▸ Instructions to follow: Select lines where the word "depth" appears.

▸ Given data:
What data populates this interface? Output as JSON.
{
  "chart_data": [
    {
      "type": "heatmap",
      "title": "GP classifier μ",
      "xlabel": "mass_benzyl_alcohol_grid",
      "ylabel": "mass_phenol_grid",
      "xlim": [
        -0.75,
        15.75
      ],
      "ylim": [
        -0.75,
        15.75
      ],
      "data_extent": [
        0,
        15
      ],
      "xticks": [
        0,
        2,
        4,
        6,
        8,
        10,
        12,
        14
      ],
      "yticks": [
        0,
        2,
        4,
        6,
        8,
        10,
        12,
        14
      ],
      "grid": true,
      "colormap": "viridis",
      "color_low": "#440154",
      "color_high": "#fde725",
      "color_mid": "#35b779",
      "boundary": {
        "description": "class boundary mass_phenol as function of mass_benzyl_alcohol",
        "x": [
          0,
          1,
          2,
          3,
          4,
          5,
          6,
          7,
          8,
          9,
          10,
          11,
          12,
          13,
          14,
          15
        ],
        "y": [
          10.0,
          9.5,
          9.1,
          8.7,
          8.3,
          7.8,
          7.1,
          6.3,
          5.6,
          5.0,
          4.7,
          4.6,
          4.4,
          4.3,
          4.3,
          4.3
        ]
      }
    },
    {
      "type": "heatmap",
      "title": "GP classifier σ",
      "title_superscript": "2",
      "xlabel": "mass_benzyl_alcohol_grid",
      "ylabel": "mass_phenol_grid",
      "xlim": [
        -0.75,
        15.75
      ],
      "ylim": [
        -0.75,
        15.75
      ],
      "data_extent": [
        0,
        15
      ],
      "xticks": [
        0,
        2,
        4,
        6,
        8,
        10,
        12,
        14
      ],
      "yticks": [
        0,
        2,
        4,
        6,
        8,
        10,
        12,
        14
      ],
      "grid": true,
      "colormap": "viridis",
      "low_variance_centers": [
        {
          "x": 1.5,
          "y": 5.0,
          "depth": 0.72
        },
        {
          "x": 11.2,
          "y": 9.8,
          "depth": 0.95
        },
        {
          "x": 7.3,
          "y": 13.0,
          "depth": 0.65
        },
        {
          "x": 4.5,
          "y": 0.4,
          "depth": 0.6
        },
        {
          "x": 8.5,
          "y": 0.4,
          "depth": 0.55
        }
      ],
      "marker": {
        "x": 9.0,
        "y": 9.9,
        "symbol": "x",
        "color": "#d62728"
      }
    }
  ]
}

▸ Problem solution:
          "depth": 0.72
          "depth": 0.95
          "depth": 0.65
          "depth": 0.6
          "depth": 0.55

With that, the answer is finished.